# Goal
Output every line of the material exactly, omitting images.

Dataset items:
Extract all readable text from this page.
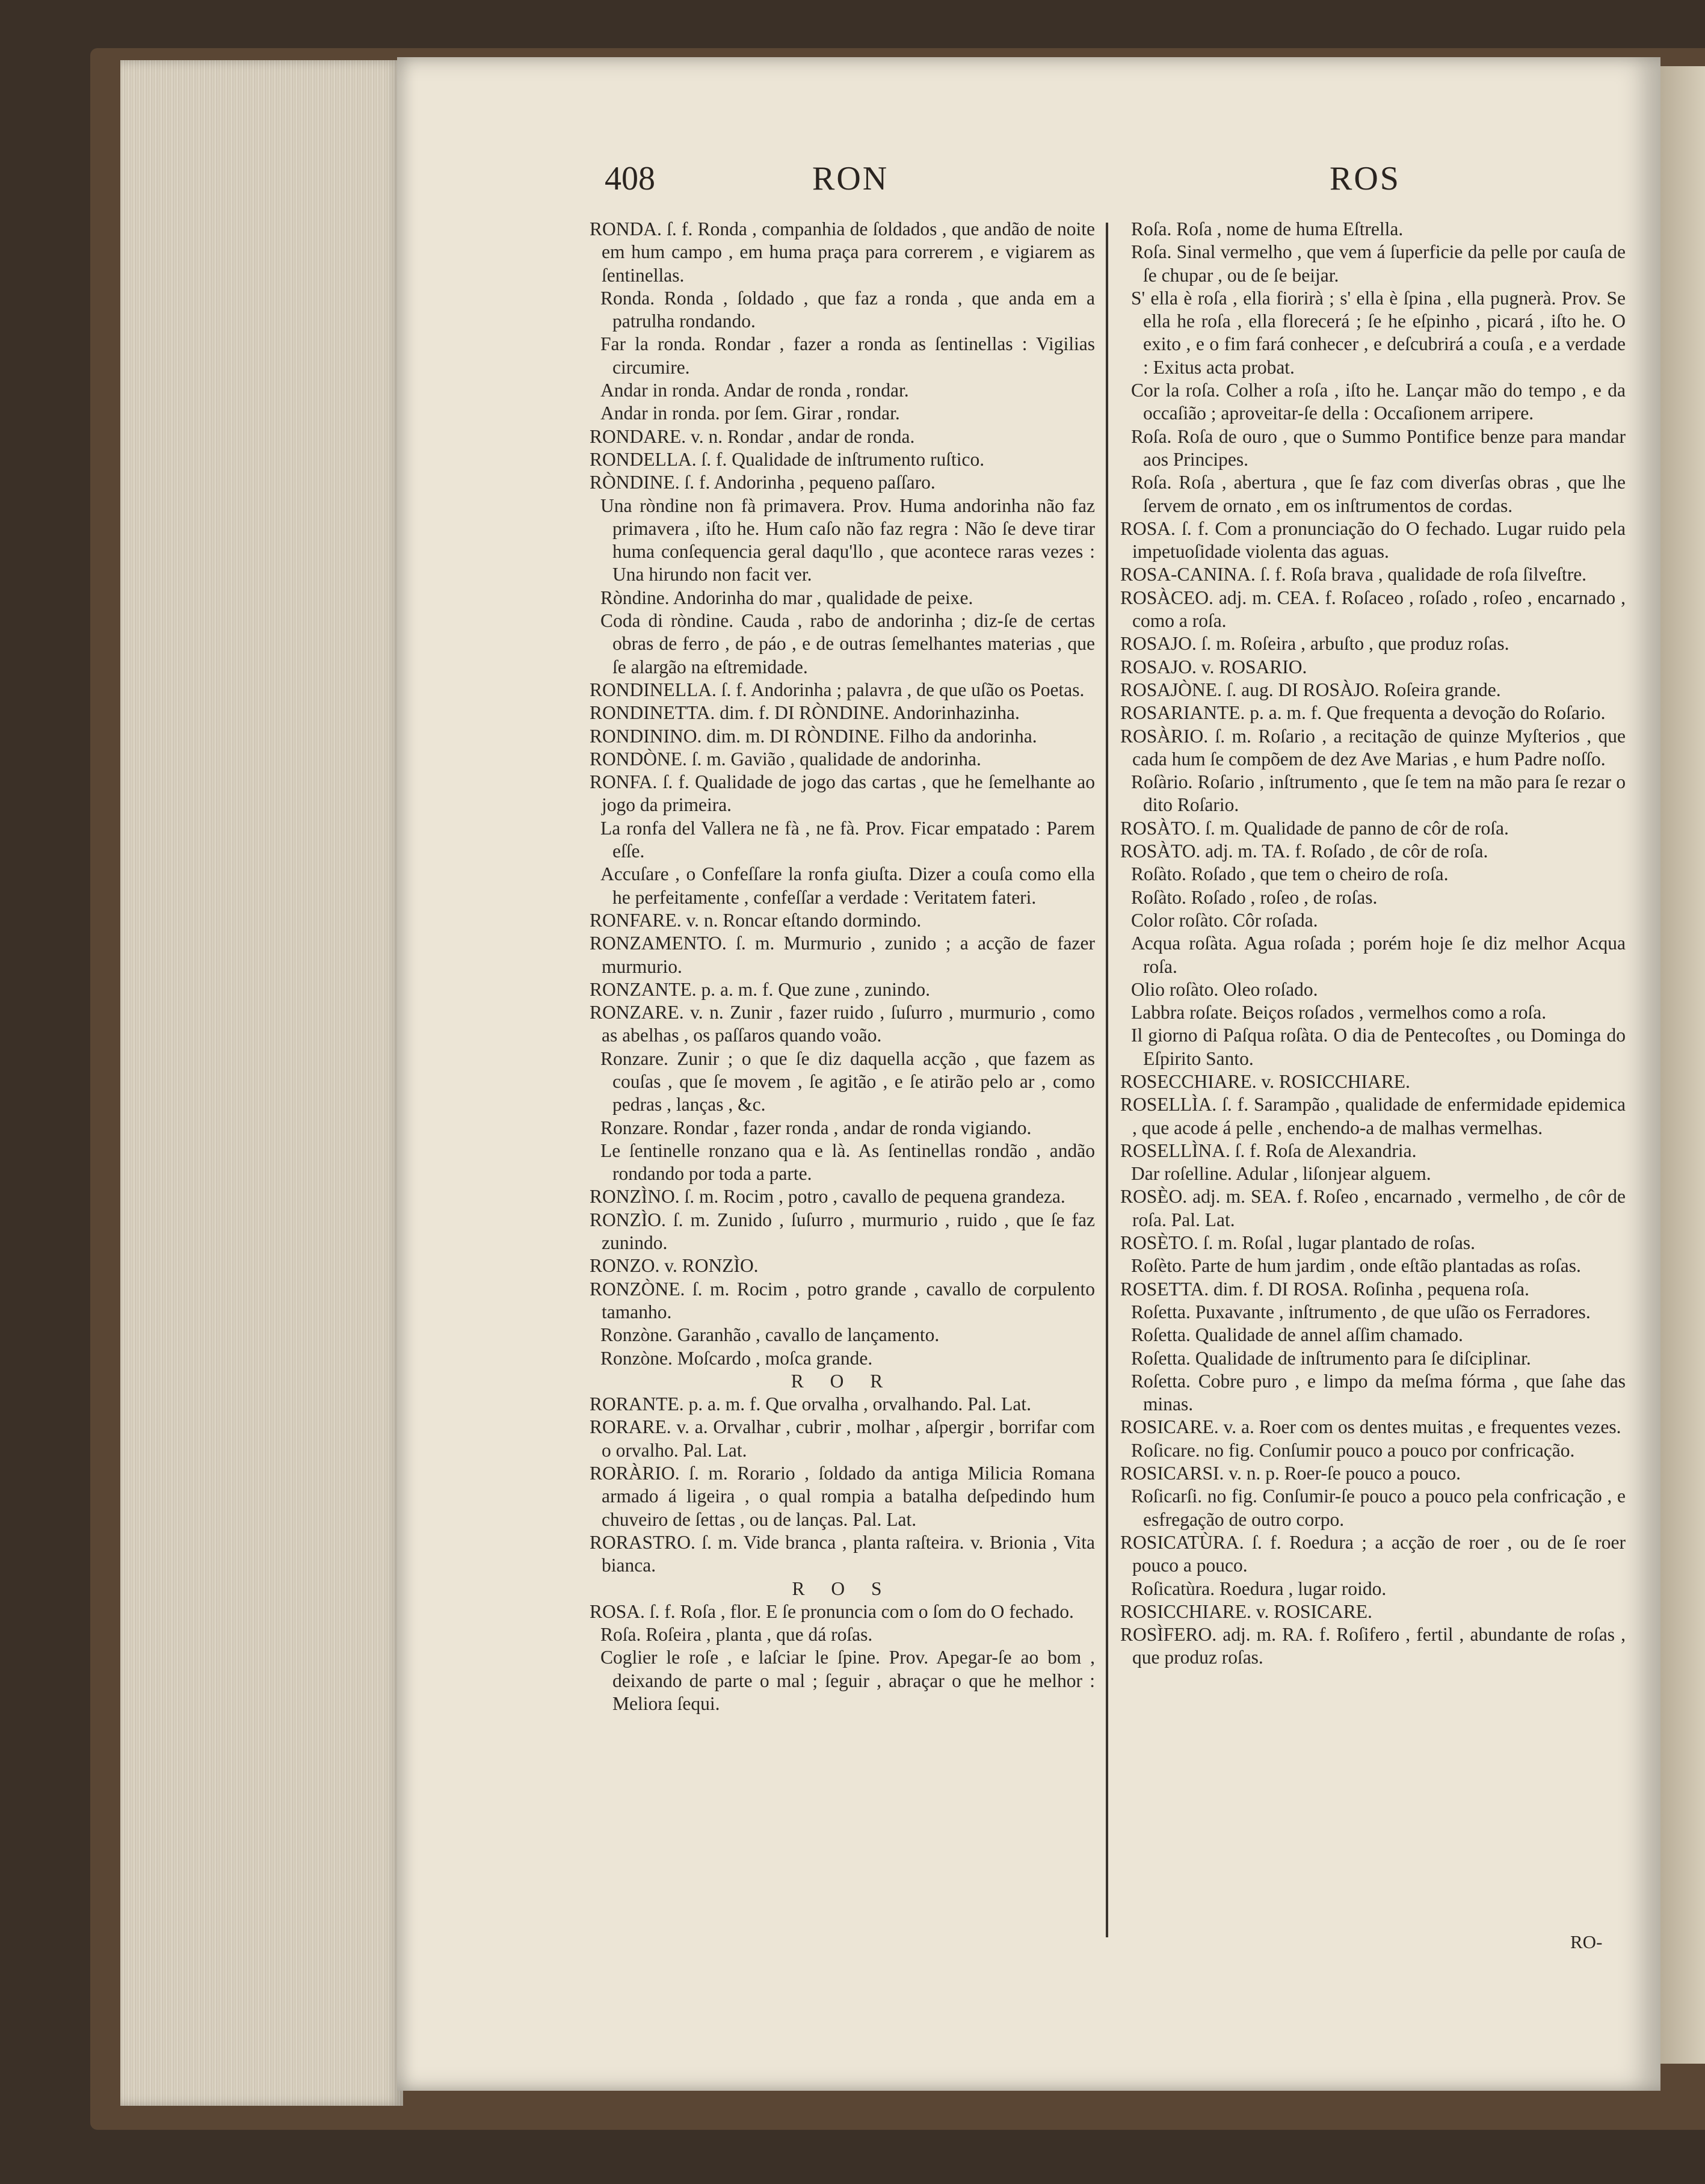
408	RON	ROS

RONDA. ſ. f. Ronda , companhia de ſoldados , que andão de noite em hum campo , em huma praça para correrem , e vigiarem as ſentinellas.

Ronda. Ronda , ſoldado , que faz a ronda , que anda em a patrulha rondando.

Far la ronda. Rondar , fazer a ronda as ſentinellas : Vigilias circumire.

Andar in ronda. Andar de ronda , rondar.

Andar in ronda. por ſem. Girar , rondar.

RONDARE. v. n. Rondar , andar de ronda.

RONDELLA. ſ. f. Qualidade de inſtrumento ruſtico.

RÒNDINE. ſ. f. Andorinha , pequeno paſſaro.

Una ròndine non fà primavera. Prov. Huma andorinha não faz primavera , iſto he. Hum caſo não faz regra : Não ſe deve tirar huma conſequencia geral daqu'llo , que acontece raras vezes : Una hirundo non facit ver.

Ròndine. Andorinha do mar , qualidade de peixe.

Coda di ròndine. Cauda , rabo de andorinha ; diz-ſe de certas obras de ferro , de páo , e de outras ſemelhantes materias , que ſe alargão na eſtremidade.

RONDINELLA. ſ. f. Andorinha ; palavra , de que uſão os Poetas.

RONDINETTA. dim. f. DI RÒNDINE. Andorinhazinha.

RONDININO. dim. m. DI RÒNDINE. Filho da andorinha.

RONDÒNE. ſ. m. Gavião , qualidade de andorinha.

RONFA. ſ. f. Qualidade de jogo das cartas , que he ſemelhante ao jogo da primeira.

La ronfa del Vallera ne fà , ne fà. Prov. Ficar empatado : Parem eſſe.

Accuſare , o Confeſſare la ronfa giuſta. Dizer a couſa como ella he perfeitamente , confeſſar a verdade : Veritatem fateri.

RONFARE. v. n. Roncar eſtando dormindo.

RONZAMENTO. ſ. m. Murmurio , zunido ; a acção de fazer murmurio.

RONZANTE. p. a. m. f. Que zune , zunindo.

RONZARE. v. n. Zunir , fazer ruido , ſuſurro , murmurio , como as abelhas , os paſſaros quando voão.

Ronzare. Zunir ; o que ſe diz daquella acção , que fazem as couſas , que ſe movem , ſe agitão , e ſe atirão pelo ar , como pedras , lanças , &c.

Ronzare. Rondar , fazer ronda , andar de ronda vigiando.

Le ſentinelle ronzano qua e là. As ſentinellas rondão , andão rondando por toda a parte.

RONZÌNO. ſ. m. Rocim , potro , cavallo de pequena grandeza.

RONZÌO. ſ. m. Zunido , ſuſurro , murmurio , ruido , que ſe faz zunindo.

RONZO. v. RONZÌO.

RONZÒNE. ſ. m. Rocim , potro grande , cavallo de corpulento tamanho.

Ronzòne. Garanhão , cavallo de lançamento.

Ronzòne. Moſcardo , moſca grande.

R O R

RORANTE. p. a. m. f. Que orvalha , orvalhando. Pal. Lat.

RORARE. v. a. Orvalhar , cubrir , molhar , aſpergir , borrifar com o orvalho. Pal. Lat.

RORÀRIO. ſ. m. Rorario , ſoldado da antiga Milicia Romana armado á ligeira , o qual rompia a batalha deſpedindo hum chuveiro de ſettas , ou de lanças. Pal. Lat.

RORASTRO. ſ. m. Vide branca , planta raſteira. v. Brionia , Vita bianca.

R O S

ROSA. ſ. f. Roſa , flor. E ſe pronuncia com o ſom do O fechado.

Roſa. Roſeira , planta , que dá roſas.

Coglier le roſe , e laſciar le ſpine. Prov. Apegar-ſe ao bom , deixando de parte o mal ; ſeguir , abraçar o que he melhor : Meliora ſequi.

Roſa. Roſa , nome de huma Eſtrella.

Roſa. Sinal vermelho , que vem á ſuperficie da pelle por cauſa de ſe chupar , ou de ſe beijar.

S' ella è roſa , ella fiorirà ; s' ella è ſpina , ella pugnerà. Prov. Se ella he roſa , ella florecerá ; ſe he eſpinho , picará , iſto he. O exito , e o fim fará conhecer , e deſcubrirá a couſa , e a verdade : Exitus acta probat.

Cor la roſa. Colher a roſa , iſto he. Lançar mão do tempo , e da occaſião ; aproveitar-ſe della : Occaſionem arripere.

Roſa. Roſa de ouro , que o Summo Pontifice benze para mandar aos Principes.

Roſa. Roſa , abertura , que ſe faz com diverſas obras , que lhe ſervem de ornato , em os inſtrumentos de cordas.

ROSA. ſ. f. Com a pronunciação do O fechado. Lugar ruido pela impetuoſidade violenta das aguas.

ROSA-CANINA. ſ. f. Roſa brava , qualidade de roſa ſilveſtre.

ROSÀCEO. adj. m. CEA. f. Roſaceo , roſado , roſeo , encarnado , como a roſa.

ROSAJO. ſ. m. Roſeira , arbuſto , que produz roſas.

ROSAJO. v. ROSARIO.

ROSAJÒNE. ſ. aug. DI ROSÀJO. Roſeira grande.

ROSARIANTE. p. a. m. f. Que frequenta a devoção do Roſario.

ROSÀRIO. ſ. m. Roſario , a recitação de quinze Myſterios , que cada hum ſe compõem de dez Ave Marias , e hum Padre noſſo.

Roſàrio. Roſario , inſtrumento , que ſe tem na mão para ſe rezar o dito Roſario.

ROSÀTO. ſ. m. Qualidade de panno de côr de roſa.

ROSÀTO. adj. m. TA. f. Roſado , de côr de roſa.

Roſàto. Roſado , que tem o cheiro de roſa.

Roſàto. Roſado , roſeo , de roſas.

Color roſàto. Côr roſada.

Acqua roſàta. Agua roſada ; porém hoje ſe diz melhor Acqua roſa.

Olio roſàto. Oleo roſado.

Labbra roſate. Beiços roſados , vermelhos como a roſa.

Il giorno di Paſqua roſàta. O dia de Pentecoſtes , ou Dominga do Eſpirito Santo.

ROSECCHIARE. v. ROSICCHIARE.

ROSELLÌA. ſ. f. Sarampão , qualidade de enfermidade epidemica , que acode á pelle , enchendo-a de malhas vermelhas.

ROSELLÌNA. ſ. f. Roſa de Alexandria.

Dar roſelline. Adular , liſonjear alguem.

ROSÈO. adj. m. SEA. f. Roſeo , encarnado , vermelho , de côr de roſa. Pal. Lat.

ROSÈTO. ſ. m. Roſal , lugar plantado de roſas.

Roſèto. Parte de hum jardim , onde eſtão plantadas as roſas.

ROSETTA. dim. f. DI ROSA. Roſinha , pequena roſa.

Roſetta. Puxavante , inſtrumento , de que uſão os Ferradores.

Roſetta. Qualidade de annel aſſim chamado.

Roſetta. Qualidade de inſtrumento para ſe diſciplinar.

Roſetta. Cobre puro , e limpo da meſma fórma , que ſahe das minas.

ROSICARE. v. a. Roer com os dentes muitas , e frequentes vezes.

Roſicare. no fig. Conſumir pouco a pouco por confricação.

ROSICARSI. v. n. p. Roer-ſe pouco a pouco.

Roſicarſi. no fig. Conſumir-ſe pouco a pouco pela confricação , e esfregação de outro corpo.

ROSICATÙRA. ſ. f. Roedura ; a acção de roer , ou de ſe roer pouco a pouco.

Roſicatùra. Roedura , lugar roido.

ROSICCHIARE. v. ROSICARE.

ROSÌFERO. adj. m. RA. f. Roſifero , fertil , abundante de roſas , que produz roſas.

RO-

# Response
Extract all readable text from this page.
408	RON	ROS

RONDA. ſ. f. Ronda , companhia de ſoldados , que andão de noite em hum campo , em huma praça para correrem , e vigiarem as ſentinellas.

Ronda. Ronda , ſoldado , que faz a ronda , que anda em a patrulha rondando.

Far la ronda. Rondar , fazer a ronda as ſentinellas : Vigilias circumire.

Andar in ronda. Andar de ronda , rondar.

Andar in ronda. por ſem. Girar , rondar.

RONDARE. v. n. Rondar , andar de ronda.

RONDELLA. ſ. f. Qualidade de inſtrumento ruſtico.

RÒNDINE. ſ. f. Andorinha , pequeno paſſaro.

Una ròndine non fà primavera. Prov. Huma andorinha não faz primavera , iſto he. Hum caſo não faz regra : Não ſe deve tirar huma conſequencia geral daqu'llo , que acontece raras vezes : Una hirundo non facit ver.

Ròndine. Andorinha do mar , qualidade de peixe.

Coda di ròndine. Cauda , rabo de andorinha ; diz-ſe de certas obras de ferro , de páo , e de outras ſemelhantes materias , que ſe alargão na eſtremidade.

RONDINELLA. ſ. f. Andorinha ; palavra , de que uſão os Poetas.

RONDINETTA. dim. f. DI RÒNDINE. Andorinhazinha.

RONDININO. dim. m. DI RÒNDINE. Filho da andorinha.

RONDÒNE. ſ. m. Gavião , qualidade de andorinha.

RONFA. ſ. f. Qualidade de jogo das cartas , que he ſemelhante ao jogo da primeira.

La ronfa del Vallera ne fà , ne fà. Prov. Ficar empatado : Parem eſſe.

Accuſare , o Confeſſare la ronfa giuſta. Dizer a couſa como ella he perfeitamente , confeſſar a verdade : Veritatem fateri.

RONFARE. v. n. Roncar eſtando dormindo.

RONZAMENTO. ſ. m. Murmurio , zunido ; a acção de fazer murmurio.

RONZANTE. p. a. m. f. Que zune , zunindo.

RONZARE. v. n. Zunir , fazer ruido , ſuſurro , murmurio , como as abelhas , os paſſaros quando voão.

Ronzare. Zunir ; o que ſe diz daquella acção , que fazem as couſas , que ſe movem , ſe agitão , e ſe atirão pelo ar , como pedras , lanças , &c.

Ronzare. Rondar , fazer ronda , andar de ronda vigiando.

Le ſentinelle ronzano qua e là. As ſentinellas rondão , andão rondando por toda a parte.

RONZÌNO. ſ. m. Rocim , potro , cavallo de pequena grandeza.

RONZÌO. ſ. m. Zunido , ſuſurro , murmurio , ruido , que ſe faz zunindo.

RONZO. v. RONZÌO.

RONZÒNE. ſ. m. Rocim , potro grande , cavallo de corpulento tamanho.

Ronzòne. Garanhão , cavallo de lançamento.

Ronzòne. Moſcardo , moſca grande.

R O R

RORANTE. p. a. m. f. Que orvalha , orvalhando. Pal. Lat.

RORARE. v. a. Orvalhar , cubrir , molhar , aſpergir , borrifar com o orvalho. Pal. Lat.

RORÀRIO. ſ. m. Rorario , ſoldado da antiga Milicia Romana armado á ligeira , o qual rompia a batalha deſpedindo hum chuveiro de ſettas , ou de lanças. Pal. Lat.

RORASTRO. ſ. m. Vide branca , planta raſteira. v. Brionia , Vita bianca.

R O S

ROSA. ſ. f. Roſa , flor. E ſe pronuncia com o ſom do O fechado.

Roſa. Roſeira , planta , que dá roſas.

Coglier le roſe , e laſciar le ſpine. Prov. Apegar-ſe ao bom , deixando de parte o mal ; ſeguir , abraçar o que he melhor : Meliora ſequi.

Roſa. Roſa , nome de huma Eſtrella.

Roſa. Sinal vermelho , que vem á ſuperficie da pelle por cauſa de ſe chupar , ou de ſe beijar.

S' ella è roſa , ella fiorirà ; s' ella è ſpina , ella pugnerà. Prov. Se ella he roſa , ella florecerá ; ſe he eſpinho , picará , iſto he. O exito , e o fim fará conhecer , e deſcubrirá a couſa , e a verdade : Exitus acta probat.

Cor la roſa. Colher a roſa , iſto he. Lançar mão do tempo , e da occaſião ; aproveitar-ſe della : Occaſionem arripere.

Roſa. Roſa de ouro , que o Summo Pontifice benze para mandar aos Principes.

Roſa. Roſa , abertura , que ſe faz com diverſas obras , que lhe ſervem de ornato , em os inſtrumentos de cordas.

ROSA. ſ. f. Com a pronunciação do O fechado. Lugar ruido pela impetuoſidade violenta das aguas.

ROSA-CANINA. ſ. f. Roſa brava , qualidade de roſa ſilveſtre.

ROSÀCEO. adj. m. CEA. f. Roſaceo , roſado , roſeo , encarnado , como a roſa.

ROSAJO. ſ. m. Roſeira , arbuſto , que produz roſas.

ROSAJO. v. ROSARIO.

ROSAJÒNE. ſ. aug. DI ROSÀJO. Roſeira grande.

ROSARIANTE. p. a. m. f. Que frequenta a devoção do Roſario.

ROSÀRIO. ſ. m. Roſario , a recitação de quinze Myſterios , que cada hum ſe compõem de dez Ave Marias , e hum Padre noſſo.

Roſàrio. Roſario , inſtrumento , que ſe tem na mão para ſe rezar o dito Roſario.

ROSÀTO. ſ. m. Qualidade de panno de côr de roſa.

ROSÀTO. adj. m. TA. f. Roſado , de côr de roſa.

Roſàto. Roſado , que tem o cheiro de roſa.

Roſàto. Roſado , roſeo , de roſas.

Color roſàto. Côr roſada.

Acqua roſàta. Agua roſada ; porém hoje ſe diz melhor Acqua roſa.

Olio roſàto. Oleo roſado.

Labbra roſate. Beiços roſados , vermelhos como a roſa.

Il giorno di Paſqua roſàta. O dia de Pentecoſtes , ou Dominga do Eſpirito Santo.

ROSECCHIARE. v. ROSICCHIARE.

ROSELLÌA. ſ. f. Sarampão , qualidade de enfermidade epidemica , que acode á pelle , enchendo-a de malhas vermelhas.

ROSELLÌNA. ſ. f. Roſa de Alexandria.

Dar roſelline. Adular , liſonjear alguem.

ROSÈO. adj. m. SEA. f. Roſeo , encarnado , vermelho , de côr de roſa. Pal. Lat.

ROSÈTO. ſ. m. Roſal , lugar plantado de roſas.

Roſèto. Parte de hum jardim , onde eſtão plantadas as roſas.

ROSETTA. dim. f. DI ROSA. Roſinha , pequena roſa.

Roſetta. Puxavante , inſtrumento , de que uſão os Ferradores.

Roſetta. Qualidade de annel aſſim chamado.

Roſetta. Qualidade de inſtrumento para ſe diſciplinar.

Roſetta. Cobre puro , e limpo da meſma fórma , que ſahe das minas.

ROSICARE. v. a. Roer com os dentes muitas , e frequentes vezes.

Roſicare. no fig. Conſumir pouco a pouco por confricação.

ROSICARSI. v. n. p. Roer-ſe pouco a pouco.

Roſicarſi. no fig. Conſumir-ſe pouco a pouco pela confricação , e esfregação de outro corpo.

ROSICATÙRA. ſ. f. Roedura ; a acção de roer , ou de ſe roer pouco a pouco.

Roſicatùra. Roedura , lugar roido.

ROSICCHIARE. v. ROSICARE.

ROSÌFERO. adj. m. RA. f. Roſifero , fertil , abundante de roſas , que produz roſas.

RO-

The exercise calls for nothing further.